Reading text:
☆ ☆ ☆ ☆ ☆ ☆ ☆
Let’s get right into the bear stories
(But I understand if you’re here just for the pictures)
Let it be known, I have a fear of wild bears.
We entered Sequoia National Park at sunset. 15-feet in, cars stopped to watch a bear up a tree. That wasn’t so bad, the further up the tree he was, the cuter he looked 🙂
An hour drive later, we arrived at our campground. It was pitch dark. I had no idea what the surroundings really looked like. On top of that, I misplaced my flashlight somewhere between Arizona and here. All I had was a small lantern.
As we unpacked the car, a neighboring camper shouted “BEAR! BEAR!” I froze. I could not see a thing. I did not even know how close or far away that person and their camp was because we got there in the dark. After getting major stress knots in my shoulders, I opted to stay in the minivan for a while setting up the air mattress and bedding. I was so freaked out, I decided to go to bed and stay in the car for the rest of the night. Seth sat by the fire by himself. The bear activity did not faze him in the least.
The next day was lovely! No bears for the MOST part. Until it got dark. I traded my lantern for Seth’s flashlight and kept my eyes and ears peeled. At that point I knew the terrain around us. Our campsite was on the edge of the campground. Behind us was a hill with rocks and trees and nothing but wilderness in the distance. I could imagine bears coming out from that area – little did I know I was kind of right.
It was late. Most of us in the campground had already eaten and began to settle by our fires. Our backs were to the hill behind us, we faced some of our neighbors as we sat watching our fire. Every minute or so, I popped out my flashlight and pointed it at a sound that came from somewhere around us.
I heard the smallest sound of a twig breaking behind me. I turned to my right, switched on and pointed my flashlight in one fluid motion. 10-feet behind us was a healthy-size black bear sauntering across the back of our camp. Before I knew it, my body jerked up to a standing position. Seth mirrored me in a millisecond. I whispered, “Bear. There’s a bear here.” I followed the bear with my light while making my way to the car. Even though he did not seem interested in us, I was not comfortable being so close to a wild bear. Seth grabbed the flashlight from me as I went inside. He shouted, “Bear!” for our neighbors to hear and made noise to scare him off. He watched the bear continue to casually walk from left to right, then up the hill. I got out after he left. One of our neighbors came over to ask about where the bear was.
☆ ☆ ☆ ☆ ☆ ☆ ☆
Prompt 1: In the Sequoia bear story, how far behind the campers was the black bear when the flashlight first caught it?
Prompt 2: Pick up the Sequoia bear story after its last sentence and carry it on.
The listing after this text isn't needed for anything here.
☆ ☆ ☆ ☆ ☆ ☆ ☆
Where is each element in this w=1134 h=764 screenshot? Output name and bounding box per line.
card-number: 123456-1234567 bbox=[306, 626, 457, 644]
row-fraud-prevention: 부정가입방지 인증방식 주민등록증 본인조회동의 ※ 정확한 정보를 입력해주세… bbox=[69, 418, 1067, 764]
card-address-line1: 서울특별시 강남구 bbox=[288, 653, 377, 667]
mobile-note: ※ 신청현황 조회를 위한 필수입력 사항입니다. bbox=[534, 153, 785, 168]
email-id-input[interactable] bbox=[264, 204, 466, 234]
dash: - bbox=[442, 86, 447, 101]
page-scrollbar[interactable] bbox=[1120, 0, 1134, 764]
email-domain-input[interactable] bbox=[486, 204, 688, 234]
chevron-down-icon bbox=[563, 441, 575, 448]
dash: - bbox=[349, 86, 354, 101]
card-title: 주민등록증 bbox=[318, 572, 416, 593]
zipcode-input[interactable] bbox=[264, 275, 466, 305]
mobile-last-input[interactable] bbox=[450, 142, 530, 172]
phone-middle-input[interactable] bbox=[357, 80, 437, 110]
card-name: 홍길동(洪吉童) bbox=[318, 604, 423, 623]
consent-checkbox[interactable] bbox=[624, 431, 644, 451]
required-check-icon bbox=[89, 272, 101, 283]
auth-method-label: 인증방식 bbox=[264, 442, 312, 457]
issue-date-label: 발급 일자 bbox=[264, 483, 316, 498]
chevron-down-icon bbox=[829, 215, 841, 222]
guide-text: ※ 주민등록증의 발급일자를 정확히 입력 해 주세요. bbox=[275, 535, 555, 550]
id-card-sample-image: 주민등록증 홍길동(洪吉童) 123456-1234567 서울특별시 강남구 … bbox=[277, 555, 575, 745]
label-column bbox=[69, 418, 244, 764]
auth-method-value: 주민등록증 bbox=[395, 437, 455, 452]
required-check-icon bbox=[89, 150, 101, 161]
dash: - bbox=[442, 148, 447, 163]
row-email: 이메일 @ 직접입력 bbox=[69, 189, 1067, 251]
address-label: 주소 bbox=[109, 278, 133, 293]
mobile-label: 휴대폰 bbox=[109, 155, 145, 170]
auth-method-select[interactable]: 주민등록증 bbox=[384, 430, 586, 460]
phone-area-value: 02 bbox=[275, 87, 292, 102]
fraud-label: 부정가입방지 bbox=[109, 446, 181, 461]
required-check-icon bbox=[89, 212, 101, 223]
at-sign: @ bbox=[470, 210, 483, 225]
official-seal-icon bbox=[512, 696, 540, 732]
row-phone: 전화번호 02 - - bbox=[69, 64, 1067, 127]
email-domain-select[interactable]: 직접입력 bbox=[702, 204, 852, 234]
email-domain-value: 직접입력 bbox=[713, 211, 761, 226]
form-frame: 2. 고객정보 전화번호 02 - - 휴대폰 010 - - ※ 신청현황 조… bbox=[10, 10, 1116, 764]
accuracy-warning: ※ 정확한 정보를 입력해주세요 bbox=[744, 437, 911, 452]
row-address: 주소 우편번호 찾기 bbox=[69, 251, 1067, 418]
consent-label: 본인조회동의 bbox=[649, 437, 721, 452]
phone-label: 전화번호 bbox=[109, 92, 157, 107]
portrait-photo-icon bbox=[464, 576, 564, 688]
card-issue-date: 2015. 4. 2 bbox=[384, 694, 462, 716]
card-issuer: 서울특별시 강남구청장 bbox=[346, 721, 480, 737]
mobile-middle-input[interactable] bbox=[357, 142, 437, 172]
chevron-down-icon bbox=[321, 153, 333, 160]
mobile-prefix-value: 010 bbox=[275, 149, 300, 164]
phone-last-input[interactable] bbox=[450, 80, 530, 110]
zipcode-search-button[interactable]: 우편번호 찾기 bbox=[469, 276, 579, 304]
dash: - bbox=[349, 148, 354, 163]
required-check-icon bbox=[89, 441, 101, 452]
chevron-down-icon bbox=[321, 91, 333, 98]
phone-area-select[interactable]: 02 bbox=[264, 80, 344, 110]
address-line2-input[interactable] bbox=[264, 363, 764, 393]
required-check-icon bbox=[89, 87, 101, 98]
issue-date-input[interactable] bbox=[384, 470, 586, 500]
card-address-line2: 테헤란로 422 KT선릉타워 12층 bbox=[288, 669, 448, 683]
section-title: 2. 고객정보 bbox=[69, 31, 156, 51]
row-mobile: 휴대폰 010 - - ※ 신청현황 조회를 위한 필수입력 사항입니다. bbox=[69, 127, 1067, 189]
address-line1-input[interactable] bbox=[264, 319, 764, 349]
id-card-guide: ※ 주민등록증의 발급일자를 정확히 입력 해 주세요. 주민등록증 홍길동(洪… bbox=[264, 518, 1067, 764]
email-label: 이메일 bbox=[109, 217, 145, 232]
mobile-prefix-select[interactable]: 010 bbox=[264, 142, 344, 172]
☆ ☆ ☆ ☆ ☆ ☆ ☆
Written response 1: It was 10 feet behind them.

Written response 2:
Seth got a better look at him than I and said he had something in his mouth. It was a light in color and kind of looked like a loaf of bread. I pointed the flashlight to where Seth said the bear went. As I scanned the hill, Seth spotted the bear between two trees. He was sitting facing us. His eyes were like two white laser beams as they reflected our flashlight. We stood there for a moment in awe of this creature who was looking right back at us. It felt amazing and creepy. The bear broke our odd staring contest to eat the thing he carried up there in his mouth.
I kept my light on him. Occasionally, he glanced up at me. Our neighbors to the side kept their light on him, too. After a couple of minutes, the bear turned and took his final bow for us who were watching this bear show. And he made his way up the hill, out of sight.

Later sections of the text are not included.